Source extract
== == ==
Family in Prayer

What is S.U.P.V.?

For those new to our church, website and this blog, here’s what it’s all about: SUPV stands for the Straight Up Prayer Vigil. It is a virtual prayer vigil that happens every Wednesday (God willing). The Straight Up refers to the times of 6:00 a.m., noon, 6:00 p.m., and midnight–you choose whatever time works for you–and you pray for our church, those on prayer list, and prayer requests that are included in the blog post or are sent by email, normally at the beginning of the week for that Wednesday. 
The length of the SUPVs has grown in nature over the past couple of years, and now it’s pretty much a full-blown devotional, with specific prayer requests included. May it bless you as you read it.
== == ==
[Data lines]
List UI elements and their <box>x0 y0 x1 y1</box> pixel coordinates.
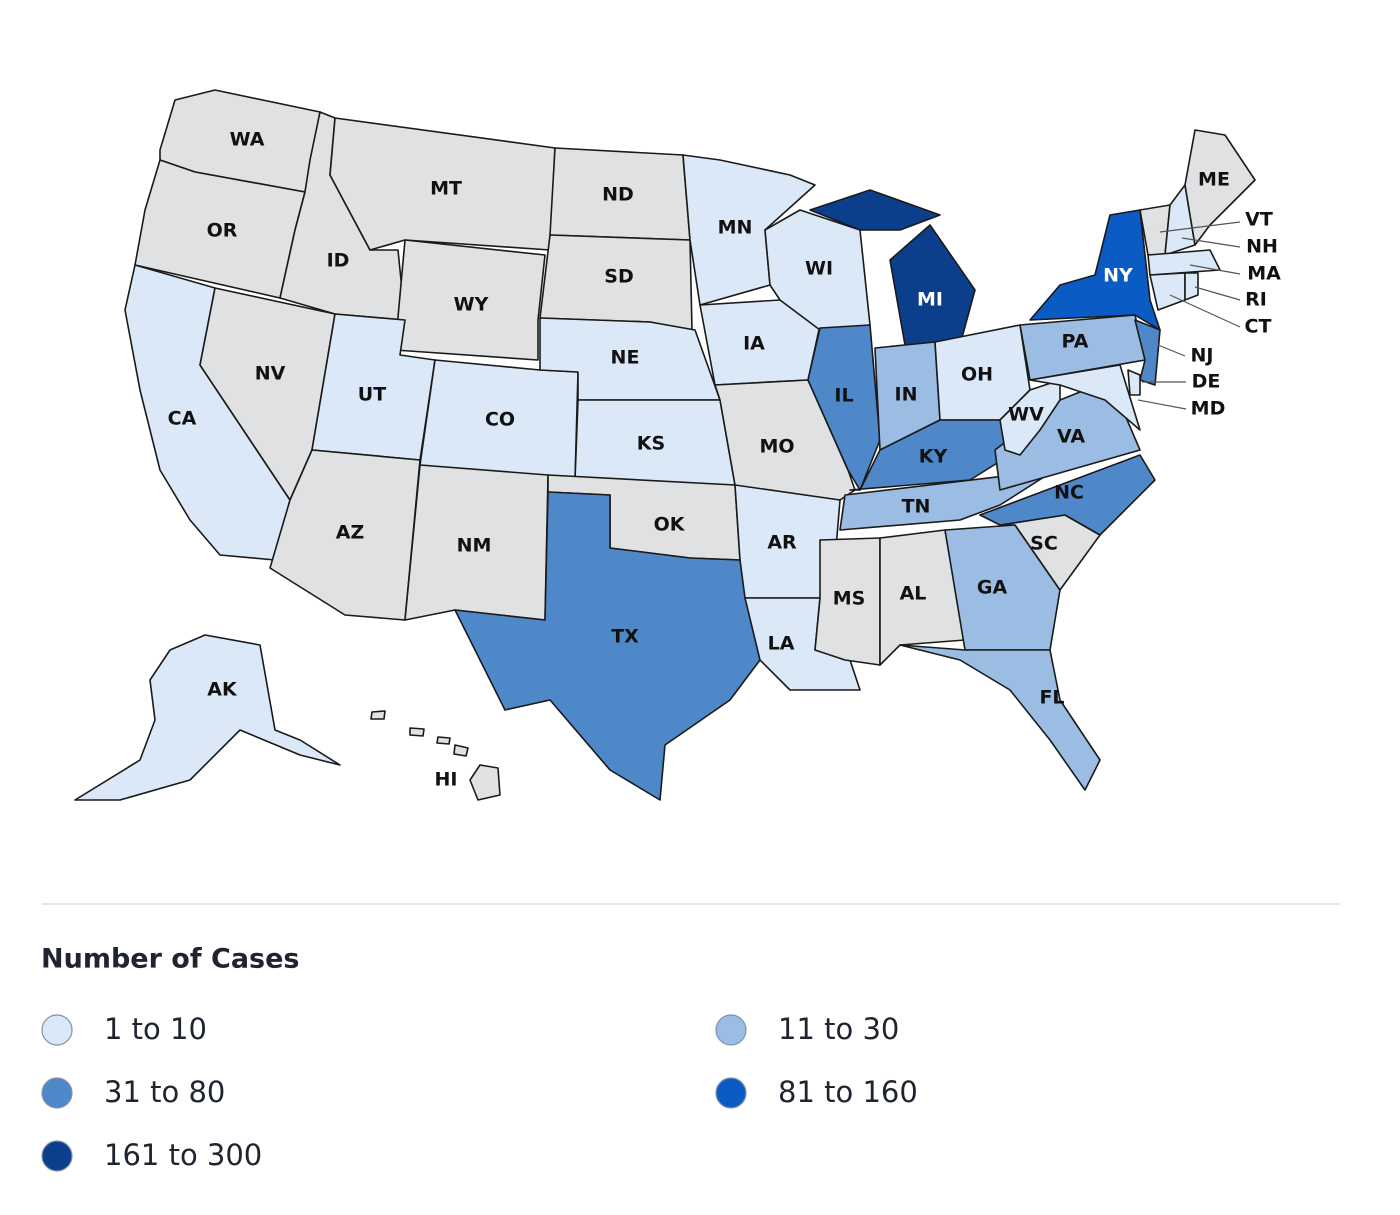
state-label: WY <box>454 294 489 316</box>
state-label: IA <box>743 333 765 355</box>
state-shape <box>74 634 341 801</box>
state-label: HI <box>435 769 458 791</box>
state-label: MO <box>759 436 794 458</box>
state-label: VA <box>1057 426 1085 448</box>
state-shape <box>899 644 1101 791</box>
state-shape <box>879 529 966 666</box>
legend-swatch <box>41 1077 73 1109</box>
state-label: FL <box>1039 687 1064 709</box>
state-label: OR <box>207 220 238 242</box>
state-shape <box>1029 364 1141 431</box>
state-label: WA <box>230 129 265 151</box>
state-label: MN <box>718 217 753 239</box>
state-shape <box>1127 369 1141 396</box>
state-label: GA <box>977 577 1008 599</box>
leader-line <box>1181 237 1241 248</box>
state-label: OK <box>654 514 686 536</box>
state-shape <box>454 491 761 801</box>
legend: 1 to 10 11 to 30 31 to 80 81 to 160 161 to 3… <box>41 1012 918 1172</box>
state-label: IL <box>834 385 853 407</box>
state-label: LA <box>768 633 795 655</box>
state-label: TX <box>611 626 639 648</box>
state-label: MT <box>430 178 462 200</box>
state-shape <box>469 764 501 801</box>
state-label: SD <box>604 266 633 288</box>
state-shape <box>999 379 1061 456</box>
legend-label: 1 to 10 <box>104 1012 207 1046</box>
legend-label: 81 to 160 <box>778 1075 918 1109</box>
state-label: UT <box>358 384 386 406</box>
leader-line <box>1159 221 1241 233</box>
state-label: NE <box>611 347 640 369</box>
state-label: ND <box>602 184 634 206</box>
legend-swatch <box>715 1014 747 1046</box>
state-label: KS <box>637 433 665 455</box>
state-shape <box>1029 209 1161 331</box>
legend-label: 31 to 80 <box>104 1075 225 1109</box>
legend-swatch <box>41 1140 73 1172</box>
state-label: CO <box>485 409 515 431</box>
state-label: MS <box>833 588 866 610</box>
state-label: AZ <box>336 522 364 544</box>
leader-line <box>1194 286 1241 301</box>
state-shape <box>409 727 425 737</box>
legend-swatch <box>41 1014 73 1046</box>
state-label: CA <box>168 408 197 430</box>
state-label: WV <box>1008 404 1044 426</box>
leader-line <box>1137 399 1187 410</box>
state-label: PA <box>1062 331 1089 353</box>
leader-line <box>1169 294 1241 328</box>
state-label: NJ <box>1191 345 1214 367</box>
state-label: AL <box>900 583 927 605</box>
legend-swatch <box>715 1077 747 1109</box>
state-label: KY <box>919 446 948 468</box>
state-shape <box>944 524 1061 651</box>
state-label: WI <box>805 258 833 280</box>
leader-line <box>1157 344 1186 357</box>
state-label: NY <box>1103 265 1133 287</box>
state-label: DE <box>1192 371 1221 393</box>
us-map: WA OR CA NV ID MT WY UT CO AZ NM ND SD NE KS OK TX MN IA MO… <box>74 89 1281 801</box>
state-shape <box>436 736 451 745</box>
legend-label: 11 to 30 <box>778 1012 899 1046</box>
state-label: MA <box>1247 263 1281 285</box>
legend-label: 161 to 300 <box>104 1138 262 1172</box>
state-label: NH <box>1246 236 1278 258</box>
state-label: ID <box>327 250 350 272</box>
state-label: NC <box>1054 482 1084 504</box>
state-label: MI <box>917 289 943 311</box>
state-shape <box>1184 129 1256 246</box>
legend-title: Number of Cases <box>41 944 300 975</box>
state-label: IN <box>895 384 918 406</box>
state-shape <box>809 189 941 231</box>
state-shape <box>889 224 976 346</box>
state-label: RI <box>1245 289 1267 311</box>
state-shape <box>979 454 1156 536</box>
state-label: NM <box>457 535 492 557</box>
state-shape <box>1149 272 1186 311</box>
state-label: CT <box>1245 316 1272 338</box>
state-shape <box>370 710 386 720</box>
leader-line <box>1189 264 1241 275</box>
state-label: AR <box>767 532 797 554</box>
state-shape <box>269 449 421 621</box>
state-label: TN <box>902 496 931 518</box>
state-label: MD <box>1191 398 1226 420</box>
state-shape <box>1184 272 1199 301</box>
state-label: VT <box>1245 209 1273 231</box>
state-shape <box>1147 249 1221 276</box>
state-shape <box>453 744 469 757</box>
state-label: AK <box>207 679 238 701</box>
state-label: ME <box>1198 169 1230 191</box>
state-label: NV <box>255 363 286 385</box>
state-label: SC <box>1030 533 1058 555</box>
state-label: OH <box>961 364 993 386</box>
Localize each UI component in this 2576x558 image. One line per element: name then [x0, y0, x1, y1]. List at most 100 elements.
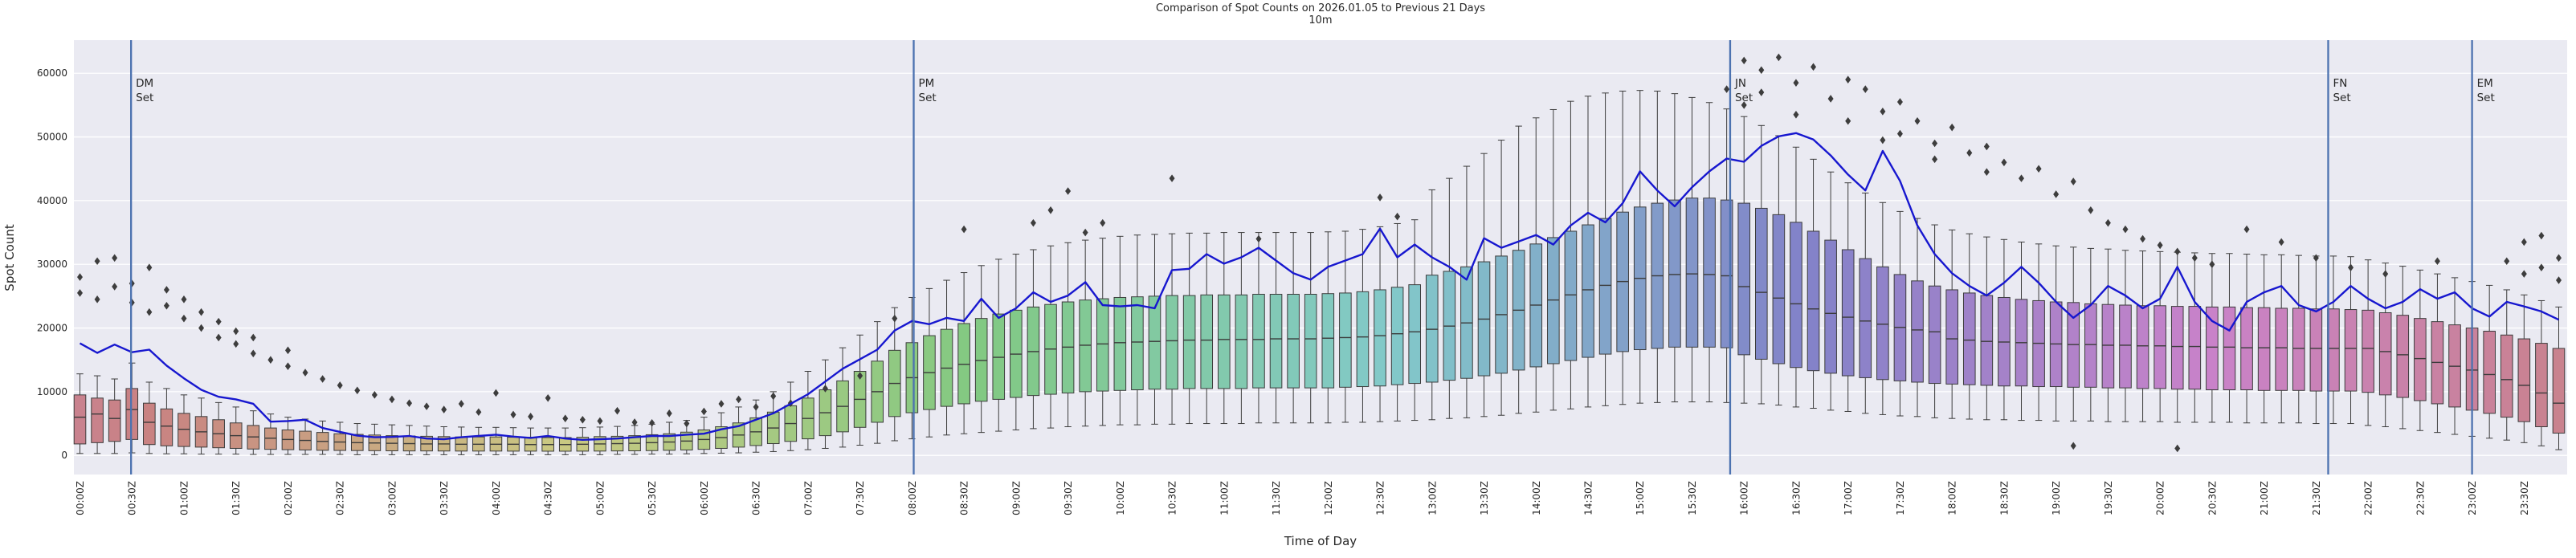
y-axis-label: Spot Count [2, 224, 17, 291]
iqr-box [1685, 198, 1699, 348]
box-1350Z [1512, 125, 1525, 414]
y-tick-label: 60000 [37, 67, 67, 79]
outlier-diamond [961, 225, 967, 234]
outlier-diamond [476, 408, 482, 417]
x-tick-label: 20:00Z [2155, 481, 2166, 515]
box-0540Z [663, 422, 676, 455]
box-2100Z [2257, 254, 2271, 424]
outlier-diamond [406, 399, 413, 407]
box-1150Z [1304, 232, 1317, 424]
y-tick-label: 20000 [37, 323, 67, 334]
box-1200Z [1321, 231, 1335, 424]
event-label-pm-set-line1: PM [919, 77, 935, 90]
iqr-box [73, 394, 87, 445]
outlier-diamond [250, 349, 256, 358]
outlier-diamond [1896, 98, 1903, 106]
box-0000Z [73, 373, 87, 454]
x-tick-label: 10:30Z [1167, 481, 1178, 515]
x-tick-label: 05:00Z [594, 481, 606, 515]
outlier-diamond [1758, 66, 1765, 75]
x-tick-label: 00:00Z [75, 481, 86, 515]
outlier-diamond [1793, 79, 1799, 87]
outlier-diamond [666, 409, 672, 417]
outlier-diamond [441, 405, 447, 413]
iqr-box [2362, 309, 2374, 393]
outlier-diamond [2191, 254, 2198, 263]
y-tick-label: 30000 [37, 259, 67, 270]
iqr-box [1737, 202, 1751, 356]
box-0630Z [749, 399, 762, 453]
outlier-diamond [2538, 231, 2545, 240]
box-1730Z [1893, 210, 1907, 417]
box-1620Z [1772, 135, 1786, 406]
x-tick-label: 22:00Z [2363, 481, 2374, 515]
iqr-box [2517, 338, 2531, 422]
box-1050Z [1200, 232, 1214, 425]
box-1950Z [2136, 250, 2149, 422]
outlier-diamond [2157, 241, 2163, 250]
outlier-diamond [2001, 158, 2007, 167]
box-1210Z [1339, 230, 1352, 423]
box-2110Z [2275, 254, 2288, 424]
iqr-box [178, 413, 190, 447]
iqr-box [2119, 304, 2132, 389]
outlier-diamond [1983, 168, 1990, 177]
event-label-jn-set-line1: JN [1734, 77, 1746, 90]
iqr-box [1356, 291, 1370, 388]
iqr-box [2378, 312, 2392, 396]
box-1800Z [1945, 229, 1958, 419]
y-tick-label: 10000 [37, 386, 67, 397]
box-1630Z [1790, 146, 1802, 408]
box-0330Z [437, 426, 451, 455]
outlier-diamond [284, 362, 291, 370]
iqr-box [1425, 275, 1439, 383]
iqr-box [2344, 309, 2358, 392]
iqr-box [1131, 296, 1144, 390]
box-0420Z [524, 427, 537, 455]
outlier-diamond [215, 333, 222, 342]
plot-area [74, 40, 2567, 475]
x-tick-label: 07:30Z [855, 481, 866, 515]
x-tick-label: 10:00Z [1115, 481, 1126, 515]
outlier-diamond [2122, 225, 2129, 234]
outlier-diamond [1862, 85, 1868, 93]
box-1240Z [1390, 222, 1404, 422]
outlier-diamond [112, 254, 118, 263]
iqr-box [2136, 305, 2149, 389]
box-1520Z [1668, 93, 1681, 403]
iqr-box [2223, 306, 2236, 390]
outlier-diamond [198, 324, 205, 332]
box-1640Z [1806, 158, 1820, 409]
box-1120Z [1252, 232, 1265, 424]
outlier-diamond [77, 289, 83, 297]
iqr-box [992, 313, 1006, 400]
iqr-box [1755, 207, 1768, 360]
box-0410Z [507, 427, 520, 455]
box-0740Z [871, 321, 884, 444]
box-1220Z [1356, 229, 1370, 423]
box-2210Z [2378, 263, 2392, 428]
x-tick-label: 00:30Z [127, 481, 138, 515]
outlier-diamond [1169, 174, 1175, 182]
outlier-diamond [597, 417, 603, 426]
box-1110Z [1235, 232, 1248, 425]
box-2340Z [2535, 299, 2548, 446]
outlier-diamond [562, 414, 569, 422]
box-1530Z [1685, 96, 1699, 403]
box-0910Z [1027, 249, 1040, 430]
iqr-box [2275, 308, 2288, 391]
outlier-diamond [320, 375, 326, 383]
outlier-diamond [1914, 116, 1921, 125]
x-tick-label: 19:30Z [2103, 481, 2114, 515]
x-tick-label: 01:00Z [178, 481, 190, 515]
iqr-box [1962, 292, 1976, 385]
box-1600Z [1737, 116, 1751, 404]
outlier-diamond [857, 372, 863, 380]
outlier-diamond [1896, 129, 1903, 138]
y-tick-labels: 0 10000 20000 30000 40000 50000 60000 [37, 67, 67, 461]
box-0640Z [766, 391, 780, 452]
box-1540Z [1703, 102, 1716, 403]
x-tick-label: 09:30Z [1063, 481, 1074, 515]
outlier-diamond [1949, 123, 1955, 132]
box-0110Z [194, 397, 208, 455]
== == ==
Required work
**a.** In the prayer vigil post, what does SUPV stand for?
**b.** Please list every time of day that the prayer vigil post gives for praying.
**c.** Continue the prayer vigil post from its final sentence.
These records have no connection to the prayer vigil post.

Results of the exercise
**a.** The Straight Up Prayer Vigil.

**b.** 6:00 a.m., noon, 6:00 p.m., and midnight.

**c.**
February 18, 2015

“Blessed are the meek,
For they shall inherit the earth.” Matthew 5:5

 “…if My people who are called by My name will humble themselves, and pray and seek My face, and turn from their wicked ways, then I will hear from heaven, and will forgive their sin and heal their land.” 2 Chronicles 7:14

“Oh Lord it’s hard to be humble
When you’re perfect in every way.
I can’t wait to look in the mirror
Cause I get better looking each day
To know me is to love me
I must be a hell of a man.
O Lord it’s hard to be humble
But I’m doing the best that I can.”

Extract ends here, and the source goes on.